— BEGIN Records for the task —

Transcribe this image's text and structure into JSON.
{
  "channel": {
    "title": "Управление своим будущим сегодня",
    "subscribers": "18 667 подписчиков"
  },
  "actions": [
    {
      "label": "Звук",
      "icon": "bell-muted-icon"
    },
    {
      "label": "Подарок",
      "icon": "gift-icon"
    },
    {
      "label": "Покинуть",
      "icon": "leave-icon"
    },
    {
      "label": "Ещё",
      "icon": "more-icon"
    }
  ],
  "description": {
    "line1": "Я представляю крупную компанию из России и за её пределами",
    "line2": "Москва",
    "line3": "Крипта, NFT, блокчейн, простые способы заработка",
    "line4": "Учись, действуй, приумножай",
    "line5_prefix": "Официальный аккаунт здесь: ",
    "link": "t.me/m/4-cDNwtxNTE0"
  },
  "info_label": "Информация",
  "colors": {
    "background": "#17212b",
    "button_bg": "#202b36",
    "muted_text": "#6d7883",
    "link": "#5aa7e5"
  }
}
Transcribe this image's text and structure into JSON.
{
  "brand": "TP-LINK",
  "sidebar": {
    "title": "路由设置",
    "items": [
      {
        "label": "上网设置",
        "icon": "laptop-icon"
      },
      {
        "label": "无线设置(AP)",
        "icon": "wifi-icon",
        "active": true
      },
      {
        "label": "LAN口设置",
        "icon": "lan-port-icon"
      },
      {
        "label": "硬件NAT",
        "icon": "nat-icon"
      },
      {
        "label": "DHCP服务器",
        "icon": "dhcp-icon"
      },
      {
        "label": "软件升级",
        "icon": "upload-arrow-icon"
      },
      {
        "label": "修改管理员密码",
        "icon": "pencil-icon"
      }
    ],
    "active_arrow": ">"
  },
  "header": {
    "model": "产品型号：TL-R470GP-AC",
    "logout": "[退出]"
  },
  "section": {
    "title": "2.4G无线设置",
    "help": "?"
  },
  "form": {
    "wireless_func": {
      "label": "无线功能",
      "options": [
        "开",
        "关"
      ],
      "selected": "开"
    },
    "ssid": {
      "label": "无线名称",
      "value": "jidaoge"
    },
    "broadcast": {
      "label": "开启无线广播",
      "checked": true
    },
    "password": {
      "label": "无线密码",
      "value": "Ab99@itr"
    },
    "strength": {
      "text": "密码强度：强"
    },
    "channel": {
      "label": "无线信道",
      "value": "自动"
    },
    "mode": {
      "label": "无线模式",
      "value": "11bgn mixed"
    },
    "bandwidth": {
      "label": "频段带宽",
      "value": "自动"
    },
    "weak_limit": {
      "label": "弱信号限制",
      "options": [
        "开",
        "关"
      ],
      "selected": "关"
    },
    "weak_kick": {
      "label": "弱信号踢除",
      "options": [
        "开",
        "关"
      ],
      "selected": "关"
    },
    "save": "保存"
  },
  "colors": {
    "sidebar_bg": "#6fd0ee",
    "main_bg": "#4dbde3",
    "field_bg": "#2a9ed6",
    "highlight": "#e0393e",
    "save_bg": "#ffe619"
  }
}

— END Records for the task —

• _Stated exercise_
Restate all of the entries above precisely.

• _Exercise solution_
Transcribe this image's text and structure into JSON.
{
  "channel": {
    "title": "Управление своим будущим сегодня",
    "subscribers": "18 667 подписчиков"
  },
  "actions": [
    {
      "label": "Звук",
      "icon": "bell-muted-icon"
    },
    {
      "label": "Подарок",
      "icon": "gift-icon"
    },
    {
      "label": "Покинуть",
      "icon": "leave-icon"
    },
    {
      "label": "Ещё",
      "icon": "more-icon"
    }
  ],
  "description": {
    "line1": "Я представляю крупную компанию из России и за её пределами",
    "line2": "Москва",
    "line3": "Крипта, NFT, блокчейн, простые способы заработка",
    "line4": "Учись, действуй, приумножай",
    "line5_prefix": "Официальный аккаунт здесь: ",
    "link": "t.me/m/4-cDNwtxNTE0"
  },
  "info_label": "Информация",
  "colors": {
    "background": "#17212b",
    "button_bg": "#202b36",
    "muted_text": "#6d7883",
    "link": "#5aa7e5"
  }
}
Transcribe this image's text and structure into JSON.
{
  "brand": "TP-LINK",
  "sidebar": {
    "title": "路由设置",
    "items": [
      {
        "label": "上网设置",
        "icon": "laptop-icon"
      },
      {
        "label": "无线设置(AP)",
        "icon": "wifi-icon",
        "active": true
      },
      {
        "label": "LAN口设置",
        "icon": "lan-port-icon"
      },
      {
        "label": "硬件NAT",
        "icon": "nat-icon"
      },
      {
        "label": "DHCP服务器",
        "icon": "dhcp-icon"
      },
      {
        "label": "软件升级",
        "icon": "upload-arrow-icon"
      },
      {
        "label": "修改管理员密码",
        "icon": "pencil-icon"
      }
    ],
    "active_arrow": ">"
  },
  "header": {
    "model": "产品型号：TL-R470GP-AC",
    "logout": "[退出]"
  },
  "section": {
    "title": "2.4G无线设置",
    "help": "?"
  },
  "form": {
    "wireless_func": {
      "label": "无线功能",
      "options": [
        "开",
        "关"
      ],
      "selected": "开"
    },
    "ssid": {
      "label": "无线名称",
      "value": "jidaoge"
    },
    "broadcast": {
      "label": "开启无线广播",
      "checked": true
    },
    "password": {
      "label": "无线密码",
      "value": "Ab99@itr"
    },
    "strength": {
      "text": "密码强度：强"
    },
    "channel": {
      "label": "无线信道",
      "value": "自动"
    },
    "mode": {
      "label": "无线模式",
      "value": "11bgn mixed"
    },
    "bandwidth": {
      "label": "频段带宽",
      "value": "自动"
    },
    "weak_limit": {
      "label": "弱信号限制",
      "options": [
        "开",
        "关"
      ],
      "selected": "关"
    },
    "weak_kick": {
      "label": "弱信号踢除",
      "options": [
        "开",
        "关"
      ],
      "selected": "关"
    },
    "save": "保存"
  },
  "colors": {
    "sidebar_bg": "#6fd0ee",
    "main_bg": "#4dbde3",
    "field_bg": "#2a9ed6",
    "highlight": "#e0393e",
    "save_bg": "#ffe619"
  }
}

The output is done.